* **What is expected**: Read through the data and count the lines that contain the string "content"; give only the result.

* **Dataset**:
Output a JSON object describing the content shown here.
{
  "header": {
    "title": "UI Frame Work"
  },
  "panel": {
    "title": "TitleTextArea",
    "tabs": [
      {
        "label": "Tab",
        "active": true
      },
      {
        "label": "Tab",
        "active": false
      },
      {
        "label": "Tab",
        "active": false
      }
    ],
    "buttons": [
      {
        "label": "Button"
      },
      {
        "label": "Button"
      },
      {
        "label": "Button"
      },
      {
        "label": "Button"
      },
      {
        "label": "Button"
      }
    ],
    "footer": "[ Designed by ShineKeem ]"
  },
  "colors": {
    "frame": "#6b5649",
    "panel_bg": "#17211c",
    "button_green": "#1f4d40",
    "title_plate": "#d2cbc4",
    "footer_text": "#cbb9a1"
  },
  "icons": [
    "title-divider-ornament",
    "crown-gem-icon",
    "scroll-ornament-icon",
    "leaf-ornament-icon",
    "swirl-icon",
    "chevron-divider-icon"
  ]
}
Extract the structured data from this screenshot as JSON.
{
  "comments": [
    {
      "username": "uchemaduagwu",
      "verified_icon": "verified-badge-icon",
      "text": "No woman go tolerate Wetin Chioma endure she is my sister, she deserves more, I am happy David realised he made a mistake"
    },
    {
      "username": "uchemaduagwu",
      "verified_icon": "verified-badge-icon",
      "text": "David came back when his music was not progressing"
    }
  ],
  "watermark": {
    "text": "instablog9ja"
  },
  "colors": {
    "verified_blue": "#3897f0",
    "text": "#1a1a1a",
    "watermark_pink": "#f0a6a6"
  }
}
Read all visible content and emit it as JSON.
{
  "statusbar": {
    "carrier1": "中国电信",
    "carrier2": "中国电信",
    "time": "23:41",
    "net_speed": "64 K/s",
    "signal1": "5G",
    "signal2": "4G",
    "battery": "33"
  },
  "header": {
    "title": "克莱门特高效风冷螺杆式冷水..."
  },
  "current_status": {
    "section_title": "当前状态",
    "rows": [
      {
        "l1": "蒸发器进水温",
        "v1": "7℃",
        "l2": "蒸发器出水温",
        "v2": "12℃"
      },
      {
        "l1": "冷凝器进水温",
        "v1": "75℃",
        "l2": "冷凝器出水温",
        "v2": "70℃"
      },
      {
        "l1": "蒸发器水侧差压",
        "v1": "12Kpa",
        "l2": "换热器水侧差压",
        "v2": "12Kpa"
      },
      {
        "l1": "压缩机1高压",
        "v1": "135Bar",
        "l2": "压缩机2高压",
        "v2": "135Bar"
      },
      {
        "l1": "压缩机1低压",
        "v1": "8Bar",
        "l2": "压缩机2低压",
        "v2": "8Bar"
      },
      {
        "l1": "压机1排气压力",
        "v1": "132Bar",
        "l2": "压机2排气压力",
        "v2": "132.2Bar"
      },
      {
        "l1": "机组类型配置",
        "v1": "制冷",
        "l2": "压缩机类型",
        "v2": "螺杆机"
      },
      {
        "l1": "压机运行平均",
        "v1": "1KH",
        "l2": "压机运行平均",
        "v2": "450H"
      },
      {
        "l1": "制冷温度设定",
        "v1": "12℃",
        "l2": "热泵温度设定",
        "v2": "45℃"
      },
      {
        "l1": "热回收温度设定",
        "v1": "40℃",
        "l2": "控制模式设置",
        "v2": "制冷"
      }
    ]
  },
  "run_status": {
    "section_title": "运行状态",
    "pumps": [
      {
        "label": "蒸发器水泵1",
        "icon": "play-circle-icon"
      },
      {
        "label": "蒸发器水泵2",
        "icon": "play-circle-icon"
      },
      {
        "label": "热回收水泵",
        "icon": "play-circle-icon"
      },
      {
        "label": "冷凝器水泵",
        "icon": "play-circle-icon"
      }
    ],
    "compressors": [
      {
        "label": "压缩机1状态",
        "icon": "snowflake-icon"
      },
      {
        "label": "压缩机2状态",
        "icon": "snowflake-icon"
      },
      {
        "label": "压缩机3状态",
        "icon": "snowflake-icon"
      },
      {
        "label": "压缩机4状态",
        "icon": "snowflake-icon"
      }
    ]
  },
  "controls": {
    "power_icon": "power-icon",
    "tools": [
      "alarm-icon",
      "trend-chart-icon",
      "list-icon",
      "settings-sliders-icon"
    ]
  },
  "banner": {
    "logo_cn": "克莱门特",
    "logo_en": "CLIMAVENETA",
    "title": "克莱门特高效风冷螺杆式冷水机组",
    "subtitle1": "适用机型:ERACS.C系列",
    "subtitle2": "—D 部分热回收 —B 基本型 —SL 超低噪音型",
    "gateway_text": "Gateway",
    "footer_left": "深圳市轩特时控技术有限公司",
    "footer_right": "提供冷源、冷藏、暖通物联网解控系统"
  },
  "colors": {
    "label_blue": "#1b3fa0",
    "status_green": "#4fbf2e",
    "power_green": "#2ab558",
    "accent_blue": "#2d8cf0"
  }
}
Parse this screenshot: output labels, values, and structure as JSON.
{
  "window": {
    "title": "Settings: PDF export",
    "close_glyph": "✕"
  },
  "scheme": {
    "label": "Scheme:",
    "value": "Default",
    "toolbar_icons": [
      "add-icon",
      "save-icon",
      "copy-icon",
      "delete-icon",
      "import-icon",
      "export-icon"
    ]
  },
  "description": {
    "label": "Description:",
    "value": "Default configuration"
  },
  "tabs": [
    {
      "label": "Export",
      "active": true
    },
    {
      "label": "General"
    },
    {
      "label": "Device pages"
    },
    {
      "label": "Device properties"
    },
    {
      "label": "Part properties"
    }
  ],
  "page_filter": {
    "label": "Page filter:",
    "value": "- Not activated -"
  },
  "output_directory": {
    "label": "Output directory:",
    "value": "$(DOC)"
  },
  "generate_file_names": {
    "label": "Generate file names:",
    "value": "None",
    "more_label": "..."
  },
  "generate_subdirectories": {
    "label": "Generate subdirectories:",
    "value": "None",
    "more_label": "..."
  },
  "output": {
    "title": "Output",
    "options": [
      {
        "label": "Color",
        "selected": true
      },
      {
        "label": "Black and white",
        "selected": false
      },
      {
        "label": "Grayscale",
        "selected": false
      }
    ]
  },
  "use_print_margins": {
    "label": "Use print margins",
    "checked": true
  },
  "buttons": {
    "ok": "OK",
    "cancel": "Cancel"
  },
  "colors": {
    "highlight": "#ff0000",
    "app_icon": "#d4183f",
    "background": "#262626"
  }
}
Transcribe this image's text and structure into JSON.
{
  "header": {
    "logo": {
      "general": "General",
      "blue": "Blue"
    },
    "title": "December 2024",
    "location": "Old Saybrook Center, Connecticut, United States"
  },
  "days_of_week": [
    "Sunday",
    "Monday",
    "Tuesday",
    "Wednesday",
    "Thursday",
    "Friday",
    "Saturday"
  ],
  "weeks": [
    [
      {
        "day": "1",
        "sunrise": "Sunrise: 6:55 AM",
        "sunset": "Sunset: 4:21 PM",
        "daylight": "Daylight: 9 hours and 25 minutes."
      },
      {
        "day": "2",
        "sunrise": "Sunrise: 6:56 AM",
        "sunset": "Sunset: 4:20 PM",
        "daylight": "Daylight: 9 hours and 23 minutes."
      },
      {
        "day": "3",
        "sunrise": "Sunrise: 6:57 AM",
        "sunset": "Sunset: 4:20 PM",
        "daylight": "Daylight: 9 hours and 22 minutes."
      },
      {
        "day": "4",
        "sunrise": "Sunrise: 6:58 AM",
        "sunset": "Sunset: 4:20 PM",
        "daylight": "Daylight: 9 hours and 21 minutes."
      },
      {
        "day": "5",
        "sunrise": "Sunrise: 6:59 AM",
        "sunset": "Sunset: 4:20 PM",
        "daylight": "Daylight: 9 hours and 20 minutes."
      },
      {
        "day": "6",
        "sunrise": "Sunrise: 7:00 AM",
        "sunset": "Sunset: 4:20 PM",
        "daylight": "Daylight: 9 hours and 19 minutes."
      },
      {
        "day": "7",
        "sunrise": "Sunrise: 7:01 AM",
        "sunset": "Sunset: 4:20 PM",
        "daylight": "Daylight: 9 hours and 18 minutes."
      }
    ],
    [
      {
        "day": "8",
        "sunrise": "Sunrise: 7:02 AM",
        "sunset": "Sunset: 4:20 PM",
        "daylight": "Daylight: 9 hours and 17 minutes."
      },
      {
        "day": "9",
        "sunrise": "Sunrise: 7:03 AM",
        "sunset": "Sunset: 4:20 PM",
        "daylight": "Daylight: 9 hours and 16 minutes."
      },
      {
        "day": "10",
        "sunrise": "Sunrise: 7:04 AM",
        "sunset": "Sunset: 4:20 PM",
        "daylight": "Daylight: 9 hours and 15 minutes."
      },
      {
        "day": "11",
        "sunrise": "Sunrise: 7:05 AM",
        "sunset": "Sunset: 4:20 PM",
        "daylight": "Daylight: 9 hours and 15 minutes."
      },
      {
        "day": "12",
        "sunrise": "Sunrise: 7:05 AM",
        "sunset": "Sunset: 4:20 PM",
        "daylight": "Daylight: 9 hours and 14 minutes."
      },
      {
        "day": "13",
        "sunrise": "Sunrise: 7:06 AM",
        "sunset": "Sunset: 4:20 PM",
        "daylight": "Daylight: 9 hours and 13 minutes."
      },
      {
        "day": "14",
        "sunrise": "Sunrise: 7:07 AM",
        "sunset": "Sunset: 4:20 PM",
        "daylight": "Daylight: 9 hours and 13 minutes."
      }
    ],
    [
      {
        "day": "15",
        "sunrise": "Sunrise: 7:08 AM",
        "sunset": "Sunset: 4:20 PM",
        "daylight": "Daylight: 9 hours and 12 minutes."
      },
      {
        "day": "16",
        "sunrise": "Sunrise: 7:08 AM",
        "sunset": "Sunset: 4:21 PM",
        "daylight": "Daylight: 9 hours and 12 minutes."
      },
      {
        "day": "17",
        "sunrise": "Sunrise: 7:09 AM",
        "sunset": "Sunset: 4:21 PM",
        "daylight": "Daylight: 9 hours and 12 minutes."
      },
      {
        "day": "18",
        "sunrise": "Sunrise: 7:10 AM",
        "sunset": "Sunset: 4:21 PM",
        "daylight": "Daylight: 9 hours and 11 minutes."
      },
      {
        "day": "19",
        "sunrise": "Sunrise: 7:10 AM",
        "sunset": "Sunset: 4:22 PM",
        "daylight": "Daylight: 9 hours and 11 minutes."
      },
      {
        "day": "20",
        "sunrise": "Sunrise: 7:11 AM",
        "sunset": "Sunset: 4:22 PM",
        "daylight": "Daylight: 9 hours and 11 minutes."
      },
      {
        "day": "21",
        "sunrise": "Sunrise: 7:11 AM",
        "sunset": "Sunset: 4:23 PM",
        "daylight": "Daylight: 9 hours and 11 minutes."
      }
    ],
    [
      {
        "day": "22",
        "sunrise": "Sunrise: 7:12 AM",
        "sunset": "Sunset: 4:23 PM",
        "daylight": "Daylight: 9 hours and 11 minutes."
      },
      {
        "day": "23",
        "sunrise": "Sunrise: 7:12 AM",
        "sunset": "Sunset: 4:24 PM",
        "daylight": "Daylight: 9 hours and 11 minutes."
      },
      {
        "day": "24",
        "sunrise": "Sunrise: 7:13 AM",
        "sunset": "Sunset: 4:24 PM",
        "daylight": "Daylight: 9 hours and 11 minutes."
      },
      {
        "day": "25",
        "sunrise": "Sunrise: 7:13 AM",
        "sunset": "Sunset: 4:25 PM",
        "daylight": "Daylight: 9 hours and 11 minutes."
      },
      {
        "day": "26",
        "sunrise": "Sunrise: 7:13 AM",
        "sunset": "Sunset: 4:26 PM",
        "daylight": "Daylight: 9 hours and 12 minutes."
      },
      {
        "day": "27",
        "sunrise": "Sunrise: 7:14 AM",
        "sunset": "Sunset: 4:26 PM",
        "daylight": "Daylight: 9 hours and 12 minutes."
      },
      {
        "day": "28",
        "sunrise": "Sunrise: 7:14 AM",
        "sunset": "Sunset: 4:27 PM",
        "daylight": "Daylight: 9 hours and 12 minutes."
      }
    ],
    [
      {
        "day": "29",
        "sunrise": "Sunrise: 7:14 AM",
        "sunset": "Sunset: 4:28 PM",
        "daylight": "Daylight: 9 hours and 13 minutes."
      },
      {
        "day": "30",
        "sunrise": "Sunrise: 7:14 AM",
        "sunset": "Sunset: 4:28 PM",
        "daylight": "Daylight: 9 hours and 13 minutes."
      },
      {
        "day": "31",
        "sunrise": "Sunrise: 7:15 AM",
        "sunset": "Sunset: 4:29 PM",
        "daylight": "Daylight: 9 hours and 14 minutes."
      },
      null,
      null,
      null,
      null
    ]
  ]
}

* **Exercise answer**: 2